SET TASK: Repeat the listing that follows, character for character, minus the pictures.

MATERIAL PROVIDED:
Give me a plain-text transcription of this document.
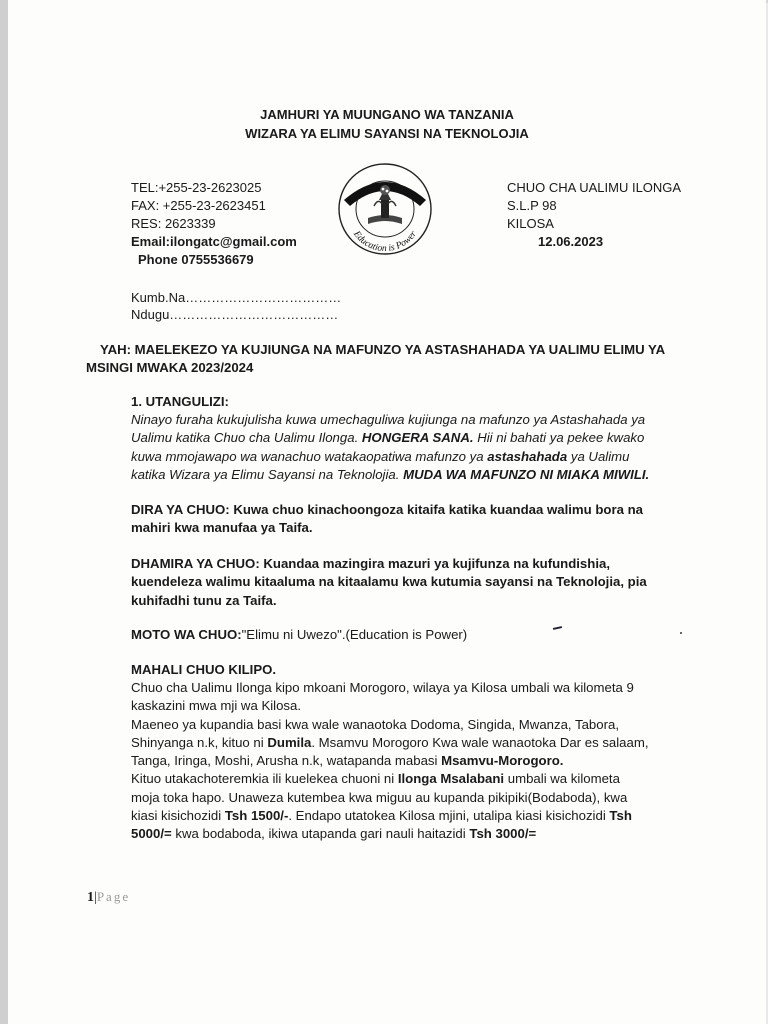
JAMHURI YA MUUNGANO WA TANZANIA
WIZARA YA ELIMU SAYANSI NA TEKNOLOJIA
TEL:+255-23-2623025
FAX: +255-23-2623451
RES: 2623339
Email:ilongatc@gmail.com
Phone 0755536679
Elimu ni Uwezo
Education is Power
CHUO CHA UALIMU ILONGA
S.L.P 98
KILOSA
12.06.2023
Kumb.Na………………………………
Ndugu…………………………………
YAH: MAELEKEZO YA KUJIUNGA NA MAFUNZO YA ASTASHAHADA YA UALIMU ELIMU YA
MSINGI MWAKA 2023/2024
1. UTANGULIZI:
Ninayo furaha kukujulisha kuwa umechaguliwa kujiunga na mafunzo ya Astashahada ya
Ualimu katika Chuo cha Ualimu Ilonga. HONGERA SANA. Hii ni bahati ya pekee kwako
kuwa mmojawapo wa wanachuo watakaopatiwa mafunzo ya astashahada ya Ualimu
katika Wizara ya Elimu Sayansi na Teknolojia. MUDA WA MAFUNZO NI MIAKA MIWILI.
DIRA YA CHUO: Kuwa chuo kinachoongoza kitaifa katika kuandaa walimu bora na
mahiri kwa manufaa ya Taifa.
DHAMIRA YA CHUO: Kuandaa mazingira mazuri ya kujifunza na kufundishia,
kuendeleza walimu kitaaluma na kitaalamu kwa kutumia sayansi na Teknolojia, pia
kuhifadhi tunu za Taifa.
MOTO WA CHUO:"Elimu ni Uwezo".(Education is Power)
MAHALI CHUO KILIPO.
Chuo cha Ualimu Ilonga kipo mkoani Morogoro, wilaya ya Kilosa umbali wa kilometa 9
kaskazini mwa mji wa Kilosa.
Maeneo ya kupandia basi kwa wale wanaotoka Dodoma, Singida, Mwanza, Tabora,
Shinyanga n.k, kituo ni Dumila. Msamvu Morogoro Kwa wale wanaotoka Dar es salaam,
Tanga, Iringa, Moshi, Arusha n.k, watapanda mabasi Msamvu-Morogoro.
Kituo utakachoteremkia ili kuelekea chuoni ni Ilonga Msalabani umbali wa kilometa
moja toka hapo. Unaweza kutembea kwa miguu au kupanda pikipiki(Bodaboda), kwa
kiasi kisichozidi Tsh 1500/-. Endapo utatokea Kilosa mjini, utalipa kiasi kisichozidi Tsh
5000/= kwa bodaboda, ikiwa utapanda gari nauli haitazidi Tsh 3000/=
1|Page
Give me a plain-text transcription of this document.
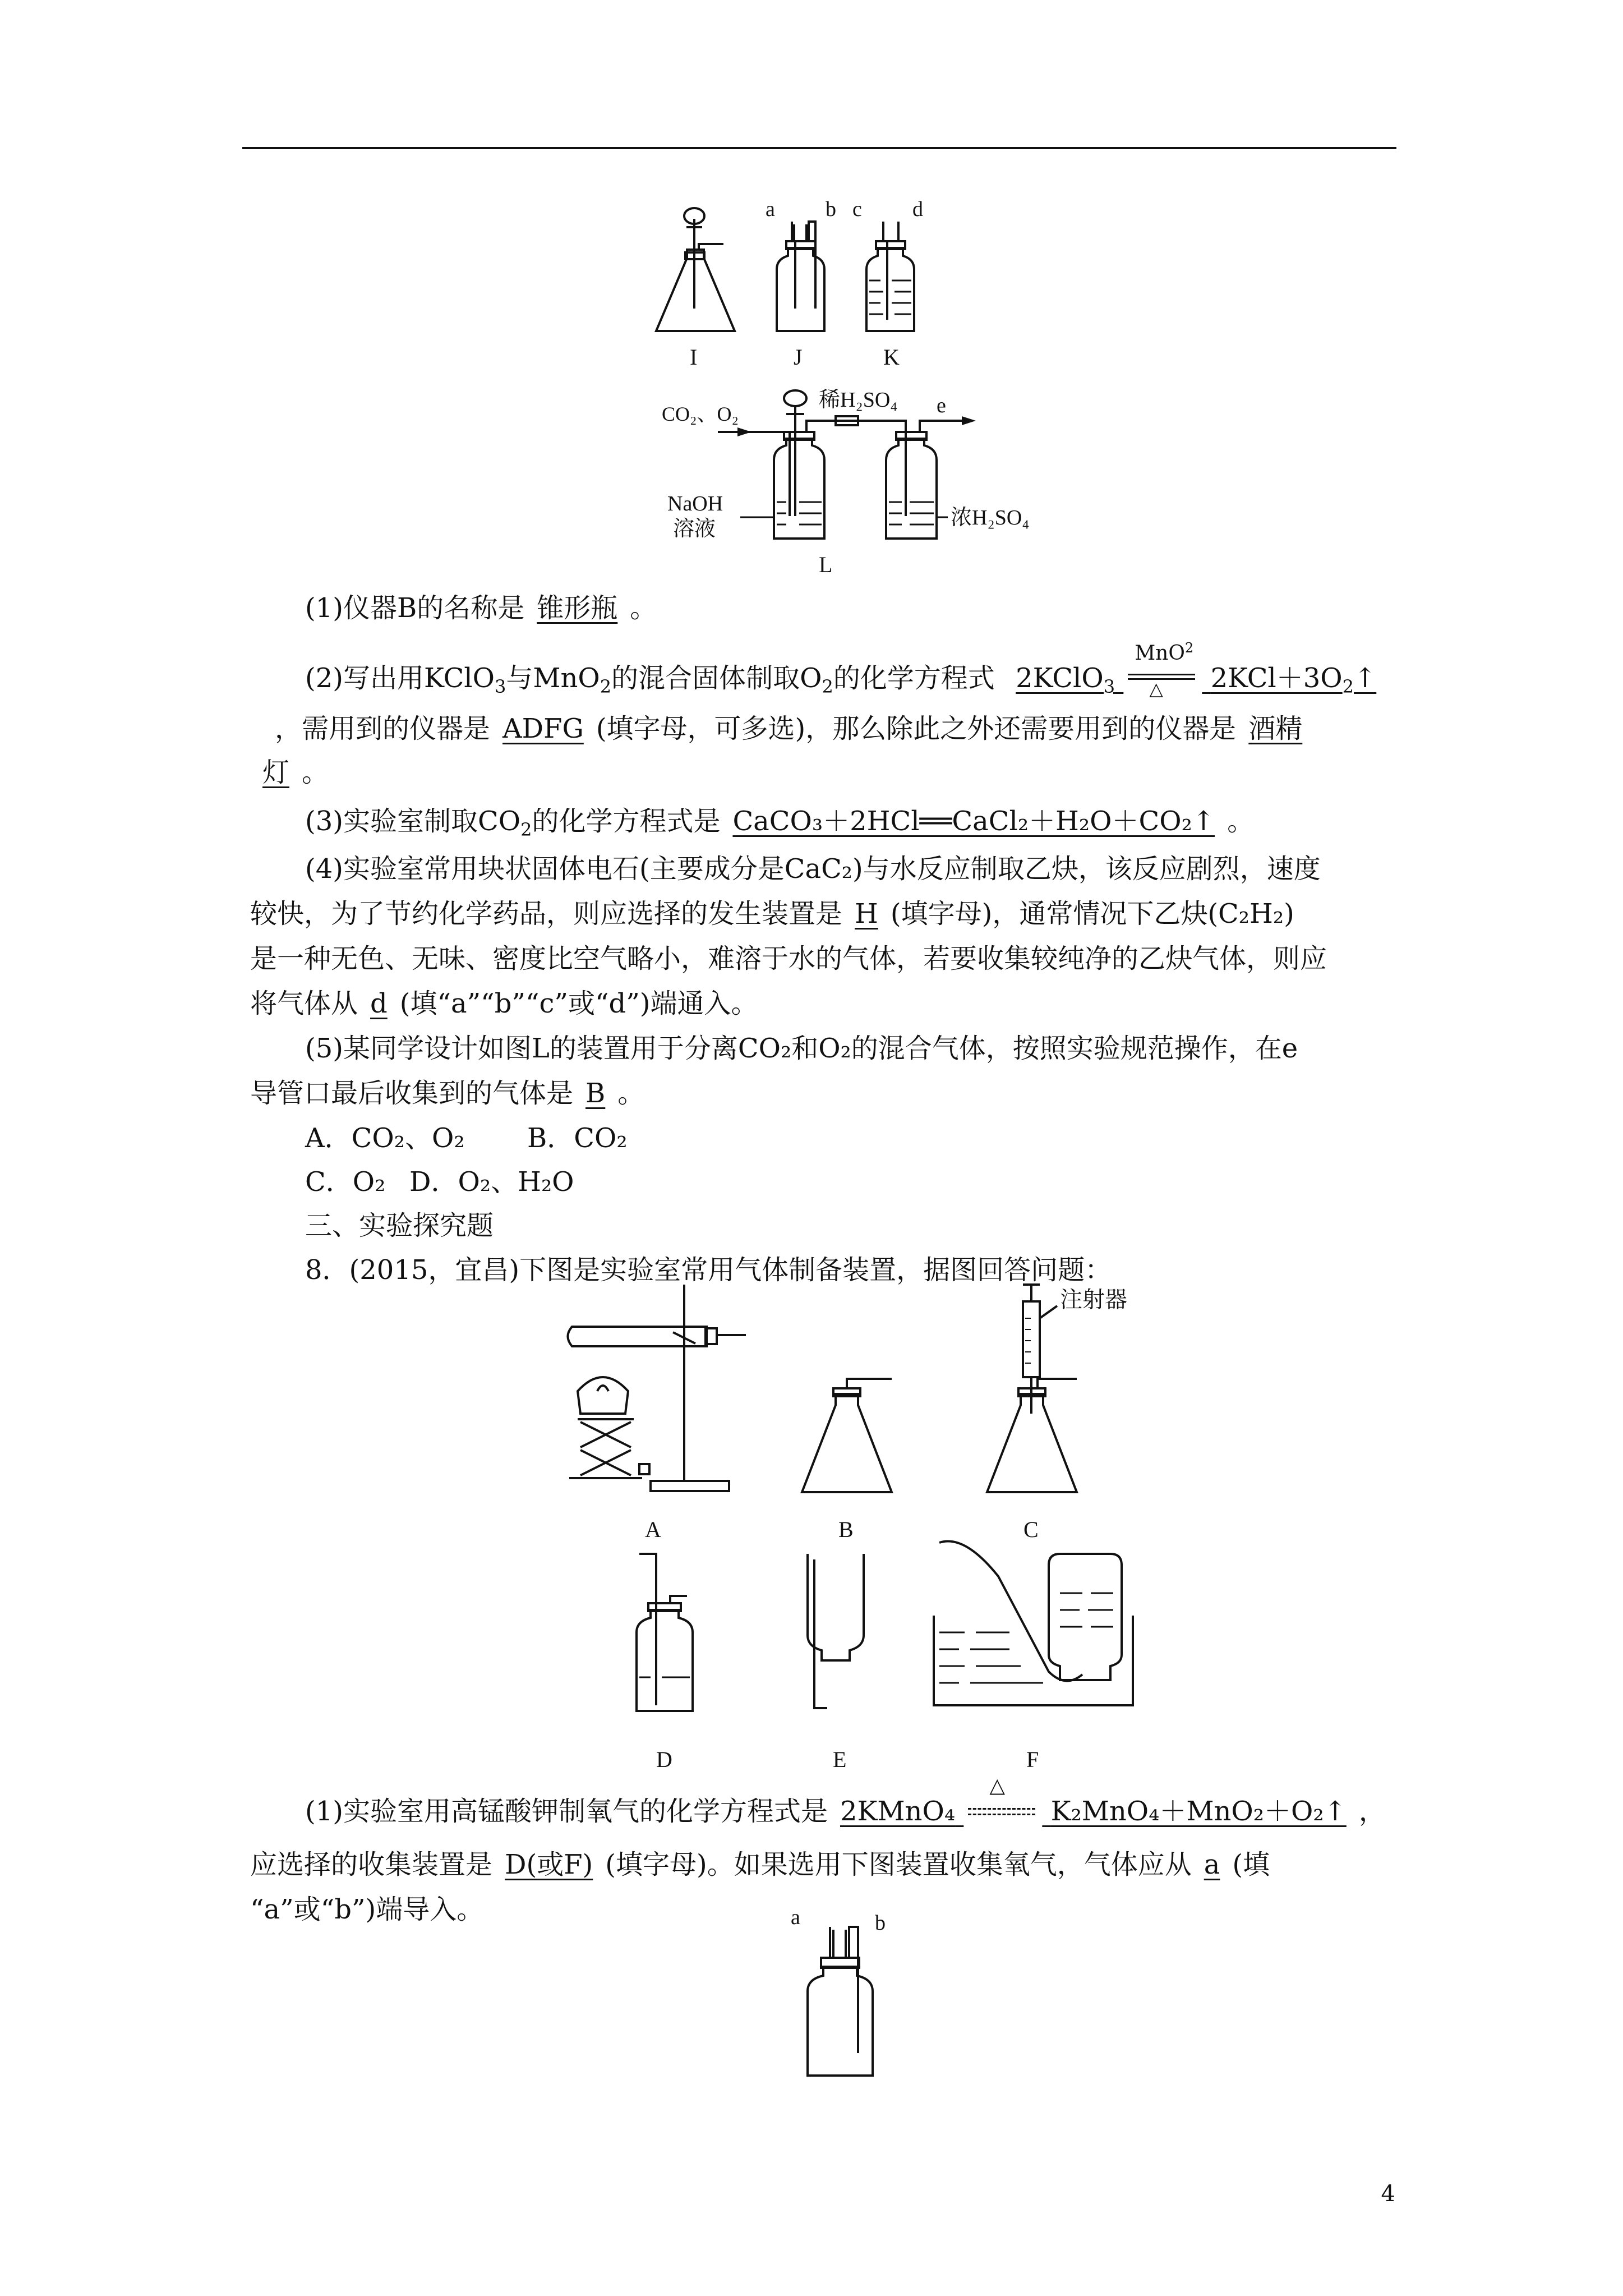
I	J	K
a b c d
CO₂、O₂
稀H₂SO₄ e
NaOH
溶液	浓H₂SO₄
L
(1)仪器B的名称是 锥形瓶 。
(2)写出用KClO$_3$与MnO$_2$的混合固体制取$O_2$的化学方程式 2KClO$_3$
MnO$^2$
△ $2KCl+3O_2↑$
，需用到的仪器是 ADFG (填字母，可多选)，那么除此之外还需要用到的仪器是 酒精
灯 。
(3)实验室制取$CO_2$的化学方程式是 CaCO₃＋2HCl══CaCl₂＋H₂O＋CO₂↑ 。
(4)实验室常用块状固体电石(主要成分是CaC₂)与水反应制取乙炔，该反应剧烈，速度
较快，为了节约化学药品，则应选择的发生装置是 H (填字母)，通常情况下乙炔(C₂H₂)
是一种无色、无味、密度比空气略小，难溶于水的气体，若要收集较纯净的乙炔气体，则应
将气体从 d (填“a”“b”“c”或“d”)端通入。
(5)某同学设计如图L的装置用于分离CO₂和O₂的混合气体，按照实验规范操作，在e
导管口最后收集到的气体是 B 。
A．CO₂、O₂ B．CO₂
C．O₂ D．O₂、H₂O
三、实验探究题
8．(2015，宜昌)下图是实验室常用气体制备装置，据图回答问题：
注射器
A	B	C
D	E	F
(1)实验室用高锰酸钾制氧气的化学方程式是 2KMnO₄
△
K₂MnO₄＋MnO₂＋O₂↑ ，
应选择的收集装置是 D(或F) (填字母)。如果选用下图装置收集氧气，气体应从 a (填
“a”或“b”)端导入。	a	b
4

THE ANSWER:
Give me a plain-text transcription of this document.
JAMHURI YA MUUNGANO WA TANZANIA
WIZARA YA ELIMU SAYANSI NA TEKNOLOJIA
TEL:+255-23-2623025
FAX: +255-23-2623451
RES: 2623339
Email:ilongatc@gmail.com
Phone 0755536679
Elimu ni Uwezo
Education is Power
CHUO CHA UALIMU ILONGA
S.L.P 98
KILOSA
12.06.2023
Kumb.Na………………………………
Ndugu…………………………………
YAH: MAELEKEZO YA KUJIUNGA NA MAFUNZO YA ASTASHAHADA YA UALIMU ELIMU YA
MSINGI MWAKA 2023/2024
1. UTANGULIZI:
Ninayo furaha kukujulisha kuwa umechaguliwa kujiunga na mafunzo ya Astashahada ya
Ualimu katika Chuo cha Ualimu Ilonga. HONGERA SANA. Hii ni bahati ya pekee kwako
kuwa mmojawapo wa wanachuo watakaopatiwa mafunzo ya astashahada ya Ualimu
katika Wizara ya Elimu Sayansi na Teknolojia. MUDA WA MAFUNZO NI MIAKA MIWILI.
DIRA YA CHUO: Kuwa chuo kinachoongoza kitaifa katika kuandaa walimu bora na
mahiri kwa manufaa ya Taifa.
DHAMIRA YA CHUO: Kuandaa mazingira mazuri ya kujifunza na kufundishia,
kuendeleza walimu kitaaluma na kitaalamu kwa kutumia sayansi na Teknolojia, pia
kuhifadhi tunu za Taifa.
MOTO WA CHUO:"Elimu ni Uwezo".(Education is Power)
MAHALI CHUO KILIPO.
Chuo cha Ualimu Ilonga kipo mkoani Morogoro, wilaya ya Kilosa umbali wa kilometa 9
kaskazini mwa mji wa Kilosa.
Maeneo ya kupandia basi kwa wale wanaotoka Dodoma, Singida, Mwanza, Tabora,
Shinyanga n.k, kituo ni Dumila. Msamvu Morogoro Kwa wale wanaotoka Dar es salaam,
Tanga, Iringa, Moshi, Arusha n.k, watapanda mabasi Msamvu-Morogoro.
Kituo utakachoteremkia ili kuelekea chuoni ni Ilonga Msalabani umbali wa kilometa
moja toka hapo. Unaweza kutembea kwa miguu au kupanda pikipiki(Bodaboda), kwa
kiasi kisichozidi Tsh 1500/-. Endapo utatokea Kilosa mjini, utalipa kiasi kisichozidi Tsh
5000/= kwa bodaboda, ikiwa utapanda gari nauli haitazidi Tsh 3000/=
1|Page
Give me a plain-text transcription of this document.
I	J	K
a b c d
CO₂、O₂
稀H₂SO₄ e
NaOH
溶液	浓H₂SO₄
L
(1)仪器B的名称是 锥形瓶 。
(2)写出用KClO$_3$与MnO$_2$的混合固体制取$O_2$的化学方程式 2KClO$_3$
MnO$^2$
△ $2KCl+3O_2↑$
，需用到的仪器是 ADFG (填字母，可多选)，那么除此之外还需要用到的仪器是 酒精
灯 。
(3)实验室制取$CO_2$的化学方程式是 CaCO₃＋2HCl══CaCl₂＋H₂O＋CO₂↑ 。
(4)实验室常用块状固体电石(主要成分是CaC₂)与水反应制取乙炔，该反应剧烈，速度
较快，为了节约化学药品，则应选择的发生装置是 H (填字母)，通常情况下乙炔(C₂H₂)
是一种无色、无味、密度比空气略小，难溶于水的气体，若要收集较纯净的乙炔气体，则应
将气体从 d (填“a”“b”“c”或“d”)端通入。
(5)某同学设计如图L的装置用于分离CO₂和O₂的混合气体，按照实验规范操作，在e
导管口最后收集到的气体是 B 。
A．CO₂、O₂ B．CO₂
C．O₂ D．O₂、H₂O
三、实验探究题
8．(2015，宜昌)下图是实验室常用气体制备装置，据图回答问题：
注射器
A	B	C
D	E	F
(1)实验室用高锰酸钾制氧气的化学方程式是 2KMnO₄
△
K₂MnO₄＋MnO₂＋O₂↑ ，
应选择的收集装置是 D(或F) (填字母)。如果选用下图装置收集氧气，气体应从 a (填
“a”或“b”)端导入。	a	b
4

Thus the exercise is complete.